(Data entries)
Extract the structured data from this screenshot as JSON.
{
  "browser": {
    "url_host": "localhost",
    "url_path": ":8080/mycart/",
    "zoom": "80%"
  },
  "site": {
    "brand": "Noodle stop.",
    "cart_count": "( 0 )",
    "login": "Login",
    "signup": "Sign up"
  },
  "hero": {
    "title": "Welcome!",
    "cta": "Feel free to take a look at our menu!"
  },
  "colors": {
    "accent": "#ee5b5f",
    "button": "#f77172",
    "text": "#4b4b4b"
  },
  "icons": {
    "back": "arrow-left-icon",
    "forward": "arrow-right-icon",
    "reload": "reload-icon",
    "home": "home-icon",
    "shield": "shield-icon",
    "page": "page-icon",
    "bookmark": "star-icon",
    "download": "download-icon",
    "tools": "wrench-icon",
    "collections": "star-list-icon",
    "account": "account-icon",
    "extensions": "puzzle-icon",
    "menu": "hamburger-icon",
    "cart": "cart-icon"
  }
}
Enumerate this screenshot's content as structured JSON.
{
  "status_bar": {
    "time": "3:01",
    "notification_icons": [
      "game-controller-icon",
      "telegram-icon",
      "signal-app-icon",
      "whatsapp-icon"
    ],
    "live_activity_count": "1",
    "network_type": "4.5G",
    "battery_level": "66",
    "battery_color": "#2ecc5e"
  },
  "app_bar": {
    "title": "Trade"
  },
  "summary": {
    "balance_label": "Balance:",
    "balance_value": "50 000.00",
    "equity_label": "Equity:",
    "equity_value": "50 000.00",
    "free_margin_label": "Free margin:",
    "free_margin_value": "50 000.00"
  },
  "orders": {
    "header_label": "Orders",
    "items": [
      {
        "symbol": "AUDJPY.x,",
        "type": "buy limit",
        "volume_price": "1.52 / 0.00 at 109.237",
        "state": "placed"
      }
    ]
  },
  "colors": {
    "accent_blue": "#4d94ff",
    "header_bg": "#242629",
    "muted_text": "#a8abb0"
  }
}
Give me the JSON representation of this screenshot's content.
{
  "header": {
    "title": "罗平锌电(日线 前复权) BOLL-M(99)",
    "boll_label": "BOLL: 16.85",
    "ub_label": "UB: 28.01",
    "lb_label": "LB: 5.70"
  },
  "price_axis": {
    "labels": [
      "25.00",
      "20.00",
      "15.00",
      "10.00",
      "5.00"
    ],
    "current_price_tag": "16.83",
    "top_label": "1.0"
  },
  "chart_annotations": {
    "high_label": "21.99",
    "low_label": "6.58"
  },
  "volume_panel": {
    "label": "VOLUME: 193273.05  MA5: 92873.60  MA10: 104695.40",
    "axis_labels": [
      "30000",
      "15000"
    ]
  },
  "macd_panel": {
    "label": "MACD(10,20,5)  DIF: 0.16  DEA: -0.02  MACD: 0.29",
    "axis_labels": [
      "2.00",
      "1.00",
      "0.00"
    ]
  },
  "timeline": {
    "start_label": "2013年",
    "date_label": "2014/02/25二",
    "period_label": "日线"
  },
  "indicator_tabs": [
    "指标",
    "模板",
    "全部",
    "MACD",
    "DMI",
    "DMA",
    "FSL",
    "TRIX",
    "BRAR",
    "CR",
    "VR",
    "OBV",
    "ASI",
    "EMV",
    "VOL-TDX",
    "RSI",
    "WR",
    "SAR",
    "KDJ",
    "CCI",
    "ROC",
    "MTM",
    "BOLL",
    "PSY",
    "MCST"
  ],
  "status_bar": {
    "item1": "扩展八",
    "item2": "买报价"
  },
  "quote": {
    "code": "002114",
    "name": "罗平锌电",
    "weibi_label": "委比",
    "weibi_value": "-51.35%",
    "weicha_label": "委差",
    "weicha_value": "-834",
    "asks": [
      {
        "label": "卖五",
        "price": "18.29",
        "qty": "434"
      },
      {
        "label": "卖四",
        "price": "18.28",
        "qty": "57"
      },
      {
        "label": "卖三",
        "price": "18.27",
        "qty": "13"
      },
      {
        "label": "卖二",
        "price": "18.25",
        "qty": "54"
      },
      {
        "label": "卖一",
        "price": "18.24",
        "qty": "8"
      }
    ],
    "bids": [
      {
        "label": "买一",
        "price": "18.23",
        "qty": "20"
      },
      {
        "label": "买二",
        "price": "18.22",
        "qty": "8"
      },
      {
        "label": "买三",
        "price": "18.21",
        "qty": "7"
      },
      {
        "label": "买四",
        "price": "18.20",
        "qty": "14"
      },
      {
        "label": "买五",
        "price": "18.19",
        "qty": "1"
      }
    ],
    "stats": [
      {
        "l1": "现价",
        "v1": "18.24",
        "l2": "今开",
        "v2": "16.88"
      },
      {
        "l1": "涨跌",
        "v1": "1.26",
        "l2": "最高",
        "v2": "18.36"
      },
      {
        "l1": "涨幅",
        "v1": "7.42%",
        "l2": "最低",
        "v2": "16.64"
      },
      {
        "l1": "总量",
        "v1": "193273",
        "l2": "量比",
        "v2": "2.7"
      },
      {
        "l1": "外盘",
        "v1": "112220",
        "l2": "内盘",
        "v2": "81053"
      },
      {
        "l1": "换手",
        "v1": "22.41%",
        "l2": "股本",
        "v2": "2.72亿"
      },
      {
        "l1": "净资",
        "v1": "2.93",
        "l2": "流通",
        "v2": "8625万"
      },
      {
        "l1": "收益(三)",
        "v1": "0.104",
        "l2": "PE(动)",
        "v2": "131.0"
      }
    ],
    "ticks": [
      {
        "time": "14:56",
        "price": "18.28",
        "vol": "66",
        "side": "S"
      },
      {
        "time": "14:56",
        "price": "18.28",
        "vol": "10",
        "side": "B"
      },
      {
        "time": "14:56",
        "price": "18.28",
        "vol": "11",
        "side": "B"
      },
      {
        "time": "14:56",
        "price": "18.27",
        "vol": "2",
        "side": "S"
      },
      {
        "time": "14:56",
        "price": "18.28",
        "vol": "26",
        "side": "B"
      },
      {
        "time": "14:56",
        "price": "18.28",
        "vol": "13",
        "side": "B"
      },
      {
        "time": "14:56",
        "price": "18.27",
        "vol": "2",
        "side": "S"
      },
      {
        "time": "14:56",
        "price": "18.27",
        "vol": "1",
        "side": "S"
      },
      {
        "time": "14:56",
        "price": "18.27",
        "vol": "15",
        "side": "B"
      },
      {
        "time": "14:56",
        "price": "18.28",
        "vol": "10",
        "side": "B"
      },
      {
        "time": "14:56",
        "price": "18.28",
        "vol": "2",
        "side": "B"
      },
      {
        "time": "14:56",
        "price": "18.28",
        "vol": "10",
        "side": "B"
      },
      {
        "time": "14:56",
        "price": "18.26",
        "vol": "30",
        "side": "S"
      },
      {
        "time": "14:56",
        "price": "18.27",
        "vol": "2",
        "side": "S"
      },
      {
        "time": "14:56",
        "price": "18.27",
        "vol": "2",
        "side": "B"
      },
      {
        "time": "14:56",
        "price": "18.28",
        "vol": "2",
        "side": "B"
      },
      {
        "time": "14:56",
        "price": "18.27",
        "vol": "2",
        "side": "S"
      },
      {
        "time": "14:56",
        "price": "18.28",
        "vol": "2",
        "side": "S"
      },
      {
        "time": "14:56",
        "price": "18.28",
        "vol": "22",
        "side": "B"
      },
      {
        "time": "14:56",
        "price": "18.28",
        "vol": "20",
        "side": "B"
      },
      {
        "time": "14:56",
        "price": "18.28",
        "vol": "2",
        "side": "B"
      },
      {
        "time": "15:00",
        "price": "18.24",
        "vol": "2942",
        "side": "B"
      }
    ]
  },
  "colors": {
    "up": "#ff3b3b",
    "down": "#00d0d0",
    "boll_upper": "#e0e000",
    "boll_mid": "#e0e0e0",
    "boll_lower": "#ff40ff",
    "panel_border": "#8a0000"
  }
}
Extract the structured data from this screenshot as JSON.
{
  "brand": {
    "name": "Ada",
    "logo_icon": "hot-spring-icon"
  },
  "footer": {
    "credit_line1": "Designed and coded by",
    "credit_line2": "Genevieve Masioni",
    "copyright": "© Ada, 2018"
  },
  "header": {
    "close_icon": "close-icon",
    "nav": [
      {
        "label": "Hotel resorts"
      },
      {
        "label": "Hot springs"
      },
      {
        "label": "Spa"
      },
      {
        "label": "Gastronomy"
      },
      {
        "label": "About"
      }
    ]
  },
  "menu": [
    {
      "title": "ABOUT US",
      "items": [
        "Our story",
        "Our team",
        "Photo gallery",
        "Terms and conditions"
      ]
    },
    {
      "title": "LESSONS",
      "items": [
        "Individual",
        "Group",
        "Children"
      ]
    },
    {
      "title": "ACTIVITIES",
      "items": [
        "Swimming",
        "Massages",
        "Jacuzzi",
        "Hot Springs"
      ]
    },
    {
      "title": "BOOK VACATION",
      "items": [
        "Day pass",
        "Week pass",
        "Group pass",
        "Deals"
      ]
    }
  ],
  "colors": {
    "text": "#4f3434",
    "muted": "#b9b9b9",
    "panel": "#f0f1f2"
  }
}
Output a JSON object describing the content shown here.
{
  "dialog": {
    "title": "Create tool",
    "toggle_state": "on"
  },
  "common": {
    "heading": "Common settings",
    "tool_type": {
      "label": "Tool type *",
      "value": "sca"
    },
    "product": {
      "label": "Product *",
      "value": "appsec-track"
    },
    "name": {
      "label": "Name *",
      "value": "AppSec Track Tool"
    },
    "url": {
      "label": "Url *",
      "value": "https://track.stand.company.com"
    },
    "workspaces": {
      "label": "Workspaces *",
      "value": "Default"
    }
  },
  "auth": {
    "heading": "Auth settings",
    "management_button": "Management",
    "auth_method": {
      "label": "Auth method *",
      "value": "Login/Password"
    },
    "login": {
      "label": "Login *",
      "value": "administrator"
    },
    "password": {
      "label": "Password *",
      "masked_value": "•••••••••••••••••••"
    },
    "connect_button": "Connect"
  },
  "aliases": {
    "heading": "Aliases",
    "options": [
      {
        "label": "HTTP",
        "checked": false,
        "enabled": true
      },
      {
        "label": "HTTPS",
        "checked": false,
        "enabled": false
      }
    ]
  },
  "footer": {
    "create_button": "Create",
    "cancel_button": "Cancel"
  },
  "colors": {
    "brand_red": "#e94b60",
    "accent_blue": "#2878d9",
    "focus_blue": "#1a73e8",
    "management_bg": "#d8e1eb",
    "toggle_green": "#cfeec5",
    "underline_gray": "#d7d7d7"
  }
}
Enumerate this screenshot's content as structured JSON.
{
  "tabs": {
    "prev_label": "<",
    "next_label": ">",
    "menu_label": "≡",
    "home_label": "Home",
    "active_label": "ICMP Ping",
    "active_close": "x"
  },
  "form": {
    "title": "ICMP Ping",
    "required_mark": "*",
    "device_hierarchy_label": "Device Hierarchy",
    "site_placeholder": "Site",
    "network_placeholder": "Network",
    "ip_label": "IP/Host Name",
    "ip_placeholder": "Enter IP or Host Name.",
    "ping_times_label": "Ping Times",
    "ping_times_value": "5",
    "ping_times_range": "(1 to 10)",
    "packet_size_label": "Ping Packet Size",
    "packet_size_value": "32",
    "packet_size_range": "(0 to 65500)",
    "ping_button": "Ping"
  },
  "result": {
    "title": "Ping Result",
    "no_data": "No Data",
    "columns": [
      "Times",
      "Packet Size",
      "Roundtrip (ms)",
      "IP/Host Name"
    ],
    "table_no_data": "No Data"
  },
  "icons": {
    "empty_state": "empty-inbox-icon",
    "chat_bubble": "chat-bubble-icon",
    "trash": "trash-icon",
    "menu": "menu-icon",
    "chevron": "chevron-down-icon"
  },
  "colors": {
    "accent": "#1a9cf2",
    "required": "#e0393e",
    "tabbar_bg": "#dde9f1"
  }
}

→ PROBLEM DESCRIPTION
Find the word "content" in the records and pull out each line that has it.

→ ANSWER
Enumerate this screenshot's content as structured JSON.
Give me the JSON representation of this screenshot's content.
Output a JSON object describing the content shown here.
Enumerate this screenshot's content as structured JSON.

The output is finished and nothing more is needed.